§ Directions for this task
Take the line that contains "Extract all readable text from this page." and every line after it in the material below, and quote them exactly.

§ Information shown
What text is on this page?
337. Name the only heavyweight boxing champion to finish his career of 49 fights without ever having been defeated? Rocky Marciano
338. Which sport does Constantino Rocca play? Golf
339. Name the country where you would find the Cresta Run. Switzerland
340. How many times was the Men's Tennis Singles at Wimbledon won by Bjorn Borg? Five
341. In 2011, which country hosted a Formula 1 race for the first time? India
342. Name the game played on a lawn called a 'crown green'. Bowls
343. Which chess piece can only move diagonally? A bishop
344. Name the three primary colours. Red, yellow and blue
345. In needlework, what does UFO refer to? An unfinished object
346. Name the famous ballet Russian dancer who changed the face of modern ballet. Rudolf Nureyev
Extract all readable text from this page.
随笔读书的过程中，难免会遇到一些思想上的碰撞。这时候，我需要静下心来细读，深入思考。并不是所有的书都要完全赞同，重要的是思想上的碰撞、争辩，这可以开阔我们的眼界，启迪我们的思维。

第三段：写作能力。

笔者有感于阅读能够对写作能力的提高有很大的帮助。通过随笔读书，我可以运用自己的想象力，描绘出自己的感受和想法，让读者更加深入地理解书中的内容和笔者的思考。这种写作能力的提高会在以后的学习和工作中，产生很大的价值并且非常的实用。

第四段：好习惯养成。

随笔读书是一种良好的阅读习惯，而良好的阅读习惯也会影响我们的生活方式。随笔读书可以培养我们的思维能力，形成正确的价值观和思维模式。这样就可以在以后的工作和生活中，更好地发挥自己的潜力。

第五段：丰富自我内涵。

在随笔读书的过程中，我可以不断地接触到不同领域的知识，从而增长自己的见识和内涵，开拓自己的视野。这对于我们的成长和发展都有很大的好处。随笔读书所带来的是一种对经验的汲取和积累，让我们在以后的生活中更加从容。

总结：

§ Task solution
Extract all readable text from this page.
随笔读书的过程中，难免会遇到一些思想上的碰撞。这时候，我需要静下心来细读，深入思考。并不是所有的书都要完全赞同，重要的是思想上的碰撞、争辩，这可以开阔我们的眼界，启迪我们的思维。

第三段：写作能力。

笔者有感于阅读能够对写作能力的提高有很大的帮助。通过随笔读书，我可以运用自己的想象力，描绘出自己的感受和想法，让读者更加深入地理解书中的内容和笔者的思考。这种写作能力的提高会在以后的学习和工作中，产生很大的价值并且非常的实用。

第四段：好习惯养成。

随笔读书是一种良好的阅读习惯，而良好的阅读习惯也会影响我们的生活方式。随笔读书可以培养我们的思维能力，形成正确的价值观和思维模式。这样就可以在以后的工作和生活中，更好地发挥自己的潜力。

第五段：丰富自我内涵。

在随笔读书的过程中，我可以不断地接触到不同领域的知识，从而增长自己的见识和内涵，开拓自己的视野。这对于我们的成长和发展都有很大的好处。随笔读书所带来的是一种对经验的汲取和积累，让我们在以后的生活中更加从容。

总结：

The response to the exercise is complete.